> Stated exercise
Set all the material down again unchanged, without the pictures.

— Begin —

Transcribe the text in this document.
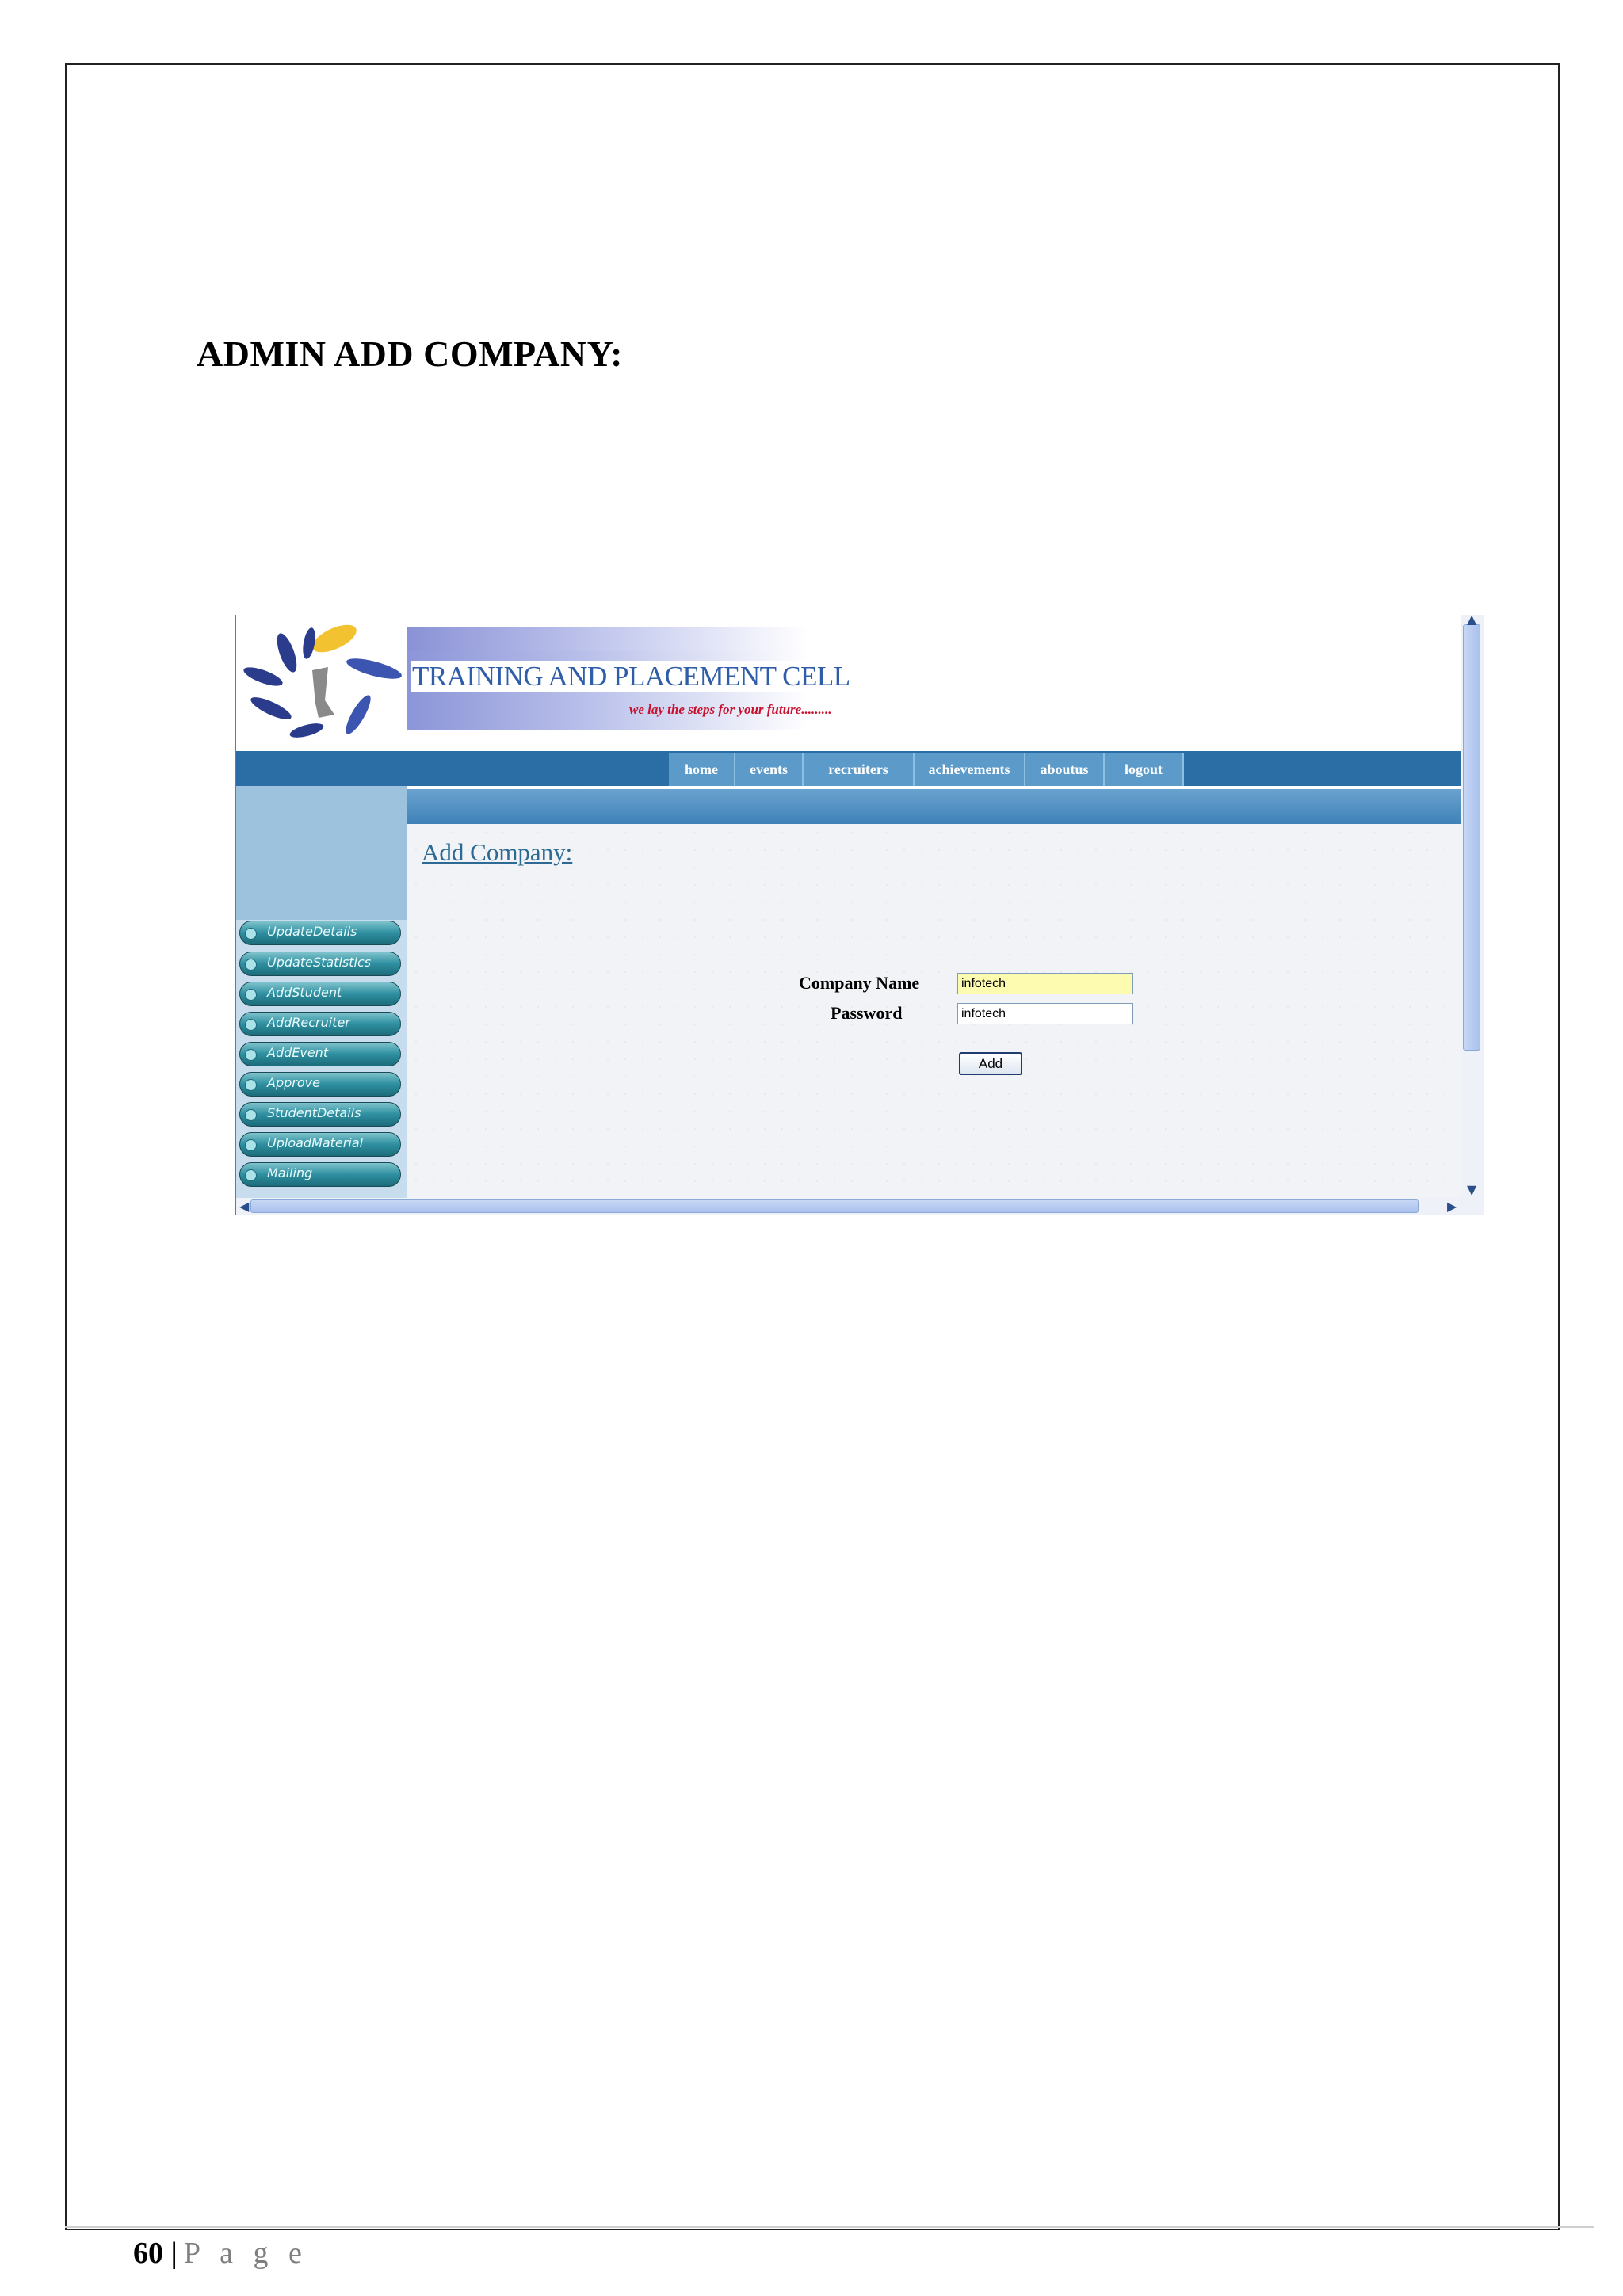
ADMIN ADD COMPANY:
TRAINING AND PLACEMENT CELL
we lay the steps for your future.........
home	events	recruiters	achievements	aboutus	logout
Add Company:
UpdateDetails
UpdateStatistics
AddStudent
AddRecruiter
AddEvent
Approve
StudentDetails
UploadMaterial
Mailing
Company Name
infotech
Password
infotech
Add
▲
▼
◀	▶
60 | P a g e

— End —

> Exercise response
Transcribe the text in this document.
ADMIN ADD COMPANY:
TRAINING AND PLACEMENT CELL
we lay the steps for your future.........
home	events	recruiters	achievements	aboutus	logout
Add Company:
UpdateDetails
UpdateStatistics
AddStudent
AddRecruiter
AddEvent
Approve
StudentDetails
UploadMaterial
Mailing
Company Name
infotech
Password
infotech
Add
▲
▼
◀	▶
60 | P a g e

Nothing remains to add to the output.